Stored records
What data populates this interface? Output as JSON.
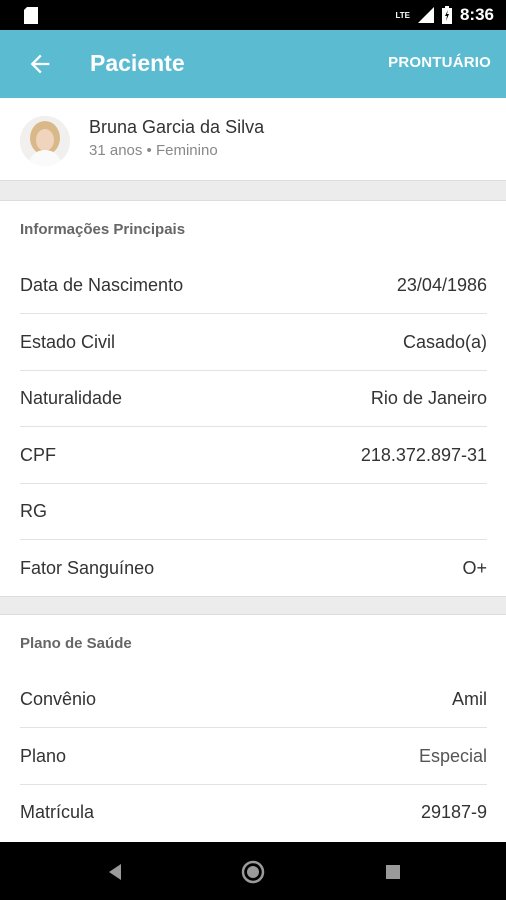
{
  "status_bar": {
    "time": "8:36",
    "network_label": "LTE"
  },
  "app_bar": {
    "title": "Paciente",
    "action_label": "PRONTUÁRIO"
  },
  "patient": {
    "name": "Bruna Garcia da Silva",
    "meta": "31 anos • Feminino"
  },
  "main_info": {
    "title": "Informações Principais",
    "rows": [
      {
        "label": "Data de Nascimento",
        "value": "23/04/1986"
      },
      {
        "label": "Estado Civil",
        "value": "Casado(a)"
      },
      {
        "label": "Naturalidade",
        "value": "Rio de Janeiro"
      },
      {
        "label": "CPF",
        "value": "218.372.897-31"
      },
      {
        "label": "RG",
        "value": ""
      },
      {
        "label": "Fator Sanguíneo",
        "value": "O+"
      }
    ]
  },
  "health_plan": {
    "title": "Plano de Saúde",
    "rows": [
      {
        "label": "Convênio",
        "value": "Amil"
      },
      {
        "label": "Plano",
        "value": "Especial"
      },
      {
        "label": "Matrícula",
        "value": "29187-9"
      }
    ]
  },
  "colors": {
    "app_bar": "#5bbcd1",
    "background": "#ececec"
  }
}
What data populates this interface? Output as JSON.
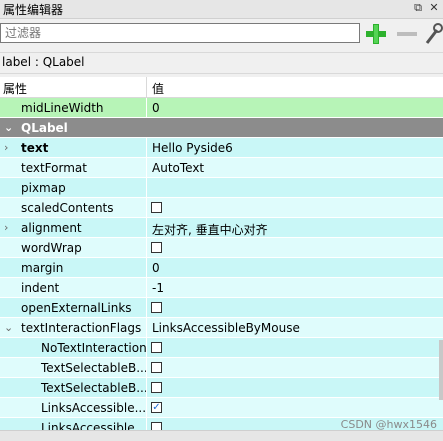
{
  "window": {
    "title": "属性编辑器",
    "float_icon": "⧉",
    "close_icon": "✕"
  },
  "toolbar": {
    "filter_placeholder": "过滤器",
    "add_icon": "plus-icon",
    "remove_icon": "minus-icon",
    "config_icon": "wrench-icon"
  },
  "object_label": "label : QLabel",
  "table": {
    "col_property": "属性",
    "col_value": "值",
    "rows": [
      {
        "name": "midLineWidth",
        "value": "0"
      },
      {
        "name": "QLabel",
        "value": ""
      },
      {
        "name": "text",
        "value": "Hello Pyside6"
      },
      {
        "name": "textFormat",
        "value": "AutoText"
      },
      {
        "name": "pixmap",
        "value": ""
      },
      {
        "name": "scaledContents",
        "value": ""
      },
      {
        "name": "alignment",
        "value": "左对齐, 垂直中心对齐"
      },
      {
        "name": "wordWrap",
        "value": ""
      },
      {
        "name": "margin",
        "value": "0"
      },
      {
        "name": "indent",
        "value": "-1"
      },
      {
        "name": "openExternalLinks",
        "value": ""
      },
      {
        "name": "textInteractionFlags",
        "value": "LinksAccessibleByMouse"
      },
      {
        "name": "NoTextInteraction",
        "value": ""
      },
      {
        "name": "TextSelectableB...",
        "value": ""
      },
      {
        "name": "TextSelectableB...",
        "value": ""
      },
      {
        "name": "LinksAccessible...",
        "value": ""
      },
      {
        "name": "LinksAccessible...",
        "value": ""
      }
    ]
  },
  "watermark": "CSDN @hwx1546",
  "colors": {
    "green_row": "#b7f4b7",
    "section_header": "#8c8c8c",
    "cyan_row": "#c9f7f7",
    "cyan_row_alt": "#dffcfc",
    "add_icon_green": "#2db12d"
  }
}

Written request:
Drop the images and quote the entries word for word.

Solution for this exercise:
What data populates this interface? Output as JSON.
{
  "status_bar": {
    "time": "8:36",
    "network_label": "LTE"
  },
  "app_bar": {
    "title": "Paciente",
    "action_label": "PRONTUÁRIO"
  },
  "patient": {
    "name": "Bruna Garcia da Silva",
    "meta": "31 anos • Feminino"
  },
  "main_info": {
    "title": "Informações Principais",
    "rows": [
      {
        "label": "Data de Nascimento",
        "value": "23/04/1986"
      },
      {
        "label": "Estado Civil",
        "value": "Casado(a)"
      },
      {
        "label": "Naturalidade",
        "value": "Rio de Janeiro"
      },
      {
        "label": "CPF",
        "value": "218.372.897-31"
      },
      {
        "label": "RG",
        "value": ""
      },
      {
        "label": "Fator Sanguíneo",
        "value": "O+"
      }
    ]
  },
  "health_plan": {
    "title": "Plano de Saúde",
    "rows": [
      {
        "label": "Convênio",
        "value": "Amil"
      },
      {
        "label": "Plano",
        "value": "Especial"
      },
      {
        "label": "Matrícula",
        "value": "29187-9"
      }
    ]
  },
  "colors": {
    "app_bar": "#5bbcd1",
    "background": "#ececec"
  }
}
What data populates this interface? Output as JSON.
{
  "window": {
    "title": "属性编辑器",
    "float_icon": "⧉",
    "close_icon": "✕"
  },
  "toolbar": {
    "filter_placeholder": "过滤器",
    "add_icon": "plus-icon",
    "remove_icon": "minus-icon",
    "config_icon": "wrench-icon"
  },
  "object_label": "label : QLabel",
  "table": {
    "col_property": "属性",
    "col_value": "值",
    "rows": [
      {
        "name": "midLineWidth",
        "value": "0"
      },
      {
        "name": "QLabel",
        "value": ""
      },
      {
        "name": "text",
        "value": "Hello Pyside6"
      },
      {
        "name": "textFormat",
        "value": "AutoText"
      },
      {
        "name": "pixmap",
        "value": ""
      },
      {
        "name": "scaledContents",
        "value": ""
      },
      {
        "name": "alignment",
        "value": "左对齐, 垂直中心对齐"
      },
      {
        "name": "wordWrap",
        "value": ""
      },
      {
        "name": "margin",
        "value": "0"
      },
      {
        "name": "indent",
        "value": "-1"
      },
      {
        "name": "openExternalLinks",
        "value": ""
      },
      {
        "name": "textInteractionFlags",
        "value": "LinksAccessibleByMouse"
      },
      {
        "name": "NoTextInteraction",
        "value": ""
      },
      {
        "name": "TextSelectableB...",
        "value": ""
      },
      {
        "name": "TextSelectableB...",
        "value": ""
      },
      {
        "name": "LinksAccessible...",
        "value": ""
      },
      {
        "name": "LinksAccessible...",
        "value": ""
      }
    ]
  },
  "watermark": "CSDN @hwx1546",
  "colors": {
    "green_row": "#b7f4b7",
    "section_header": "#8c8c8c",
    "cyan_row": "#c9f7f7",
    "cyan_row_alt": "#dffcfc",
    "add_icon_green": "#2db12d"
  }
}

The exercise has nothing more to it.